» **Task**
Gather all lines in the entries below that include the word "head".
— START OF Source material —
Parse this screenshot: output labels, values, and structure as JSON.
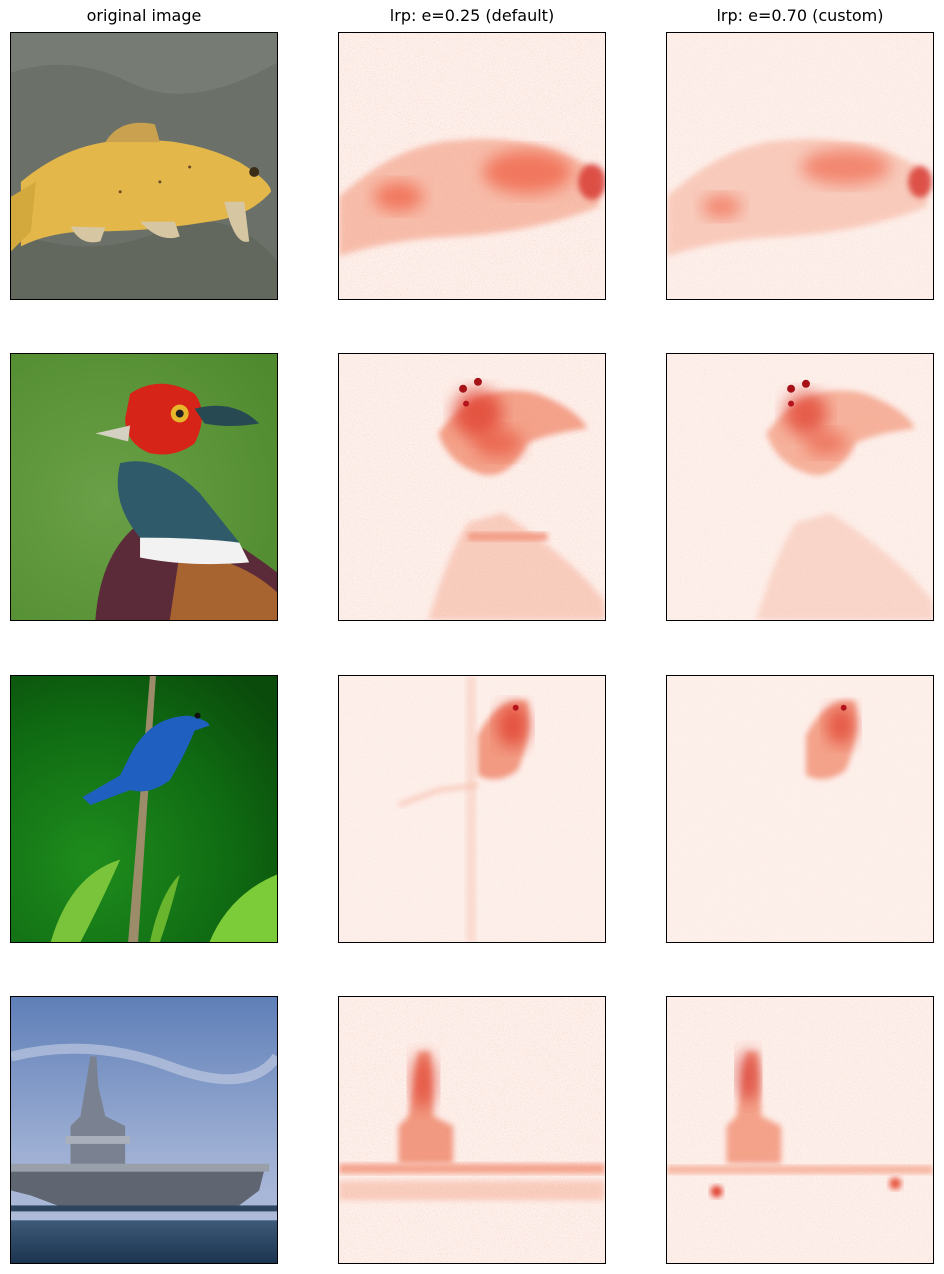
{
  "figure": {
    "column_titles": [
      "original image",
      "lrp: e=0.25 (default)",
      "lrp: e=0.70 (custom)"
    ],
    "rows": [
      {
        "subject": "fish",
        "original": "tench fish on grey-green cloth",
        "heatmap_default": "red relevance over fish body",
        "heatmap_custom": "red relevance over fish body, sparser"
      },
      {
        "subject": "pheasant",
        "original": "pheasant head and neck on green background",
        "heatmap_default": "red relevance over head and neck",
        "heatmap_custom": "red relevance over head and neck, sparser"
      },
      {
        "subject": "bunting",
        "original": "blue bird on a twig with green leaves",
        "heatmap_default": "red relevance over bird",
        "heatmap_custom": "red relevance over bird, sparser"
      },
      {
        "subject": "carrier",
        "original": "aircraft carrier on sea under blue sky",
        "heatmap_default": "red relevance over ship tower and deck line",
        "heatmap_custom": "red relevance over ship tower and deck line, sparser"
      }
    ],
    "colors": {
      "heatmap_base": "#fdf0eb",
      "heatmap_low": "#f9c0aa",
      "heatmap_mid": "#ef5a3c",
      "heatmap_high": "#b3121b"
    }
  }
}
— END OF Source material —
» **Result for this exercise**
        "original": "pheasant head and neck on green background",
        "heatmap_default": "red relevance over head and neck",
        "heatmap_custom": "red relevance over head and neck, sparser"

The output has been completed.